→ **Exercise directions**:
Return the lines unchanged, starting with the first line of the listing and going on through the line with "- Text: Tammikuu: Tammikuu: [1363, 704, 1484, 727]".

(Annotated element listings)
════════════════════
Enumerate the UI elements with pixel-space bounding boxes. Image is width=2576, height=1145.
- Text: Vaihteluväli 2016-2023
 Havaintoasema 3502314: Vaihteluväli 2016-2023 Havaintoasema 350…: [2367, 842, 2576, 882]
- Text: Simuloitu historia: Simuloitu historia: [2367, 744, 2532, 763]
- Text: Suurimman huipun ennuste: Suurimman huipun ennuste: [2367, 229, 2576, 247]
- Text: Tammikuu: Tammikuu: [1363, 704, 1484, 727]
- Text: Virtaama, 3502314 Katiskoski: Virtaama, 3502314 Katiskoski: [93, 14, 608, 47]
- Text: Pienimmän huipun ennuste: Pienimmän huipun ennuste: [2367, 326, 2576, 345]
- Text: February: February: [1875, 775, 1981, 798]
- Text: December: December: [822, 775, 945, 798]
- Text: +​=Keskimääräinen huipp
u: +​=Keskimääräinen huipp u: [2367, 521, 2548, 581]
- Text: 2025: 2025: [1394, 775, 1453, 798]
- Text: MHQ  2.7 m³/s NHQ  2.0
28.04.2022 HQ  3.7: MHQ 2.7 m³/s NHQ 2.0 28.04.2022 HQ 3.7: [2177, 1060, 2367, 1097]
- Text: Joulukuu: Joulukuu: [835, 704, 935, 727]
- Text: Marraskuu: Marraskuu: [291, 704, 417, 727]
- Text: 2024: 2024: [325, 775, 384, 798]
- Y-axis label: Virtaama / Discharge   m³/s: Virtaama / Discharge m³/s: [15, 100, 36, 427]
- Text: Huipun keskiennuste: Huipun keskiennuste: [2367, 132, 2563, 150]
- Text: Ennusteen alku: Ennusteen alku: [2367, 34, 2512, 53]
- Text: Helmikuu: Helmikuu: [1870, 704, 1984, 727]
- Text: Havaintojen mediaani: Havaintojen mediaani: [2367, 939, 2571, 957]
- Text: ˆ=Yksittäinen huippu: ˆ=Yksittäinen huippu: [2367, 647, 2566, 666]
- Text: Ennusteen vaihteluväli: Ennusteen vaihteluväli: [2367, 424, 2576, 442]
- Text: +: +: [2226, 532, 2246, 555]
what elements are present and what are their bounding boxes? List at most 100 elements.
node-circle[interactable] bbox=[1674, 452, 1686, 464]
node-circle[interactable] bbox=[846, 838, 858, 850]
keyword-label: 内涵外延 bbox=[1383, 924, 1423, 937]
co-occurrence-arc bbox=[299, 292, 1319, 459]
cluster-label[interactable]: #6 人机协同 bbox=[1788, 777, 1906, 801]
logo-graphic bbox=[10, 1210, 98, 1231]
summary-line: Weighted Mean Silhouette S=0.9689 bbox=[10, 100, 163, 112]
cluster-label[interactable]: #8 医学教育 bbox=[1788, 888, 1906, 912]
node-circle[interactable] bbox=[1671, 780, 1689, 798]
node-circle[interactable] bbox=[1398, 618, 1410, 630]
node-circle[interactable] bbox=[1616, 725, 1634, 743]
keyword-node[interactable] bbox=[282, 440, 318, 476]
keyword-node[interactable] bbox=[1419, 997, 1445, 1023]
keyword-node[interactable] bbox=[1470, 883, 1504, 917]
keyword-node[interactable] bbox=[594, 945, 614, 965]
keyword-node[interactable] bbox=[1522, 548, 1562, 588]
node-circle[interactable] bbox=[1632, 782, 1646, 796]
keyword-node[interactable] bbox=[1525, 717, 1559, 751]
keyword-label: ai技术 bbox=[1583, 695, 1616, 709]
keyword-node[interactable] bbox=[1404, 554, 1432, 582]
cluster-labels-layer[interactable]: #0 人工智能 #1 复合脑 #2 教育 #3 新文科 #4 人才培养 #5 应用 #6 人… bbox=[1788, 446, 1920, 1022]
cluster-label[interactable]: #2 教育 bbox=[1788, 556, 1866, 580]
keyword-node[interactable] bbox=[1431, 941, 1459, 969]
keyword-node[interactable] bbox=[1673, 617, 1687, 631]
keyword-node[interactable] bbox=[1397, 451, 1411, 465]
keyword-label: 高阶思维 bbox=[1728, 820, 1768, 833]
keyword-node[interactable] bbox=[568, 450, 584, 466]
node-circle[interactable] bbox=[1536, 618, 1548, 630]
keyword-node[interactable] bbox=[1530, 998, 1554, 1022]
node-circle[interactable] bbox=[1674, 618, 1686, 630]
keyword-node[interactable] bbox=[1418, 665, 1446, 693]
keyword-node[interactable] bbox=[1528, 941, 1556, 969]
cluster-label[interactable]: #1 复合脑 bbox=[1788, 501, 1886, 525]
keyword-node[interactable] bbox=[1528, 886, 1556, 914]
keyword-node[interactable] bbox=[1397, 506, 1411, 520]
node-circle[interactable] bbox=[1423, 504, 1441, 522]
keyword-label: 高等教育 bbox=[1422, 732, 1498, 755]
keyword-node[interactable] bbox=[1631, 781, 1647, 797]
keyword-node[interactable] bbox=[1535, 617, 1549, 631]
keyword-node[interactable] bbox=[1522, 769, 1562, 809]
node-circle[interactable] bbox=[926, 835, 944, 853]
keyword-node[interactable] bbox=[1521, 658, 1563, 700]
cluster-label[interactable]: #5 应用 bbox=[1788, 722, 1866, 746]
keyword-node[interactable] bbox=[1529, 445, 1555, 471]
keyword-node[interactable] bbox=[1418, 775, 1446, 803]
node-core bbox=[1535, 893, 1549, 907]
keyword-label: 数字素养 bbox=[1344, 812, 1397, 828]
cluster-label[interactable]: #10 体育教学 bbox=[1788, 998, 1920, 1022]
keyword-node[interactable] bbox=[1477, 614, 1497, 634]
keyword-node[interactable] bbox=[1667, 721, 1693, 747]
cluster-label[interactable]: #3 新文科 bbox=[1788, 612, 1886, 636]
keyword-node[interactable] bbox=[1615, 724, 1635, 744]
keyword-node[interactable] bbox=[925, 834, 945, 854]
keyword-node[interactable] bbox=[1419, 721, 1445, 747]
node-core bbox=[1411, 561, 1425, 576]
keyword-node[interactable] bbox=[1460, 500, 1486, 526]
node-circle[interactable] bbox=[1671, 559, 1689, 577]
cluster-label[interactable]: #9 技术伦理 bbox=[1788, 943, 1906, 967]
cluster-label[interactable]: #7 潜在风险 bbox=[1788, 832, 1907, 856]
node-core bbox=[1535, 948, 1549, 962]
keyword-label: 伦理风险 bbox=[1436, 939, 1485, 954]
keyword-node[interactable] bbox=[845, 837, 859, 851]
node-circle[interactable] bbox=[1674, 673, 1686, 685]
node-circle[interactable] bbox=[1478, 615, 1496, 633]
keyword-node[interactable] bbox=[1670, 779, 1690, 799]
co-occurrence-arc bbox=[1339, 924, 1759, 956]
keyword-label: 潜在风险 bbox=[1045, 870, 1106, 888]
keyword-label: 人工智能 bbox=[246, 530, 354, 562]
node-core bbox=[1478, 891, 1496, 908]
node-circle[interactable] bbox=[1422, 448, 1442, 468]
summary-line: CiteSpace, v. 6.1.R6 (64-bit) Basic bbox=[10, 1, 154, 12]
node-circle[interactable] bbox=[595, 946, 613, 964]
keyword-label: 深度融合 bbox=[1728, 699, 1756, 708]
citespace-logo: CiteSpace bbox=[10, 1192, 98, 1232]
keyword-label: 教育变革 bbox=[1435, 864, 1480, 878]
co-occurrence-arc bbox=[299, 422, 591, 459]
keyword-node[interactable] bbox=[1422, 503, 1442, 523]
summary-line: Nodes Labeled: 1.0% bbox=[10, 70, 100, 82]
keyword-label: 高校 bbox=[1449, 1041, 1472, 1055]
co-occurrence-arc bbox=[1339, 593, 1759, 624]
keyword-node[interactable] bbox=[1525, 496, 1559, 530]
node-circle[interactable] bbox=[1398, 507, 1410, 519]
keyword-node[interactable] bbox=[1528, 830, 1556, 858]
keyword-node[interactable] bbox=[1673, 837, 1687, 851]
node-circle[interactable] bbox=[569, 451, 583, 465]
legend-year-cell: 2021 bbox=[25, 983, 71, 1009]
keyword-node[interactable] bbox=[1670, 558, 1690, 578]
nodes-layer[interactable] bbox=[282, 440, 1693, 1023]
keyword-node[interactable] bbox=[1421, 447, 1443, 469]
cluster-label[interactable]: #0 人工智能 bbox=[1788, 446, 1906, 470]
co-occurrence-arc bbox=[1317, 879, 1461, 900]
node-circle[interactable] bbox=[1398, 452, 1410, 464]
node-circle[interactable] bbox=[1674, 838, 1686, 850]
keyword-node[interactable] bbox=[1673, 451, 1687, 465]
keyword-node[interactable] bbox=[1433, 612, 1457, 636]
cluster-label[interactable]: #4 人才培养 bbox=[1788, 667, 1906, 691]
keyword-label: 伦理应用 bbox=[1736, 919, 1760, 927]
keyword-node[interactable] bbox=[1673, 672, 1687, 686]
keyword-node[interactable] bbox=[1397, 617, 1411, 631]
════════════════════
→ **Solution for this problem**:
Enumerate the UI elements with pixel-space bounding boxes. Image is width=2576, height=1145.
- Text: Vaihteluväli 2016-2023
 Havaintoasema 3502314: Vaihteluväli 2016-2023 Havaintoasema 350…: [2367, 842, 2576, 882]
- Text: Simuloitu historia: Simuloitu historia: [2367, 744, 2532, 763]
- Text: Suurimman huipun ennuste: Suurimman huipun ennuste: [2367, 229, 2576, 247]
- Text: Tammikuu: Tammikuu: [1363, 704, 1484, 727]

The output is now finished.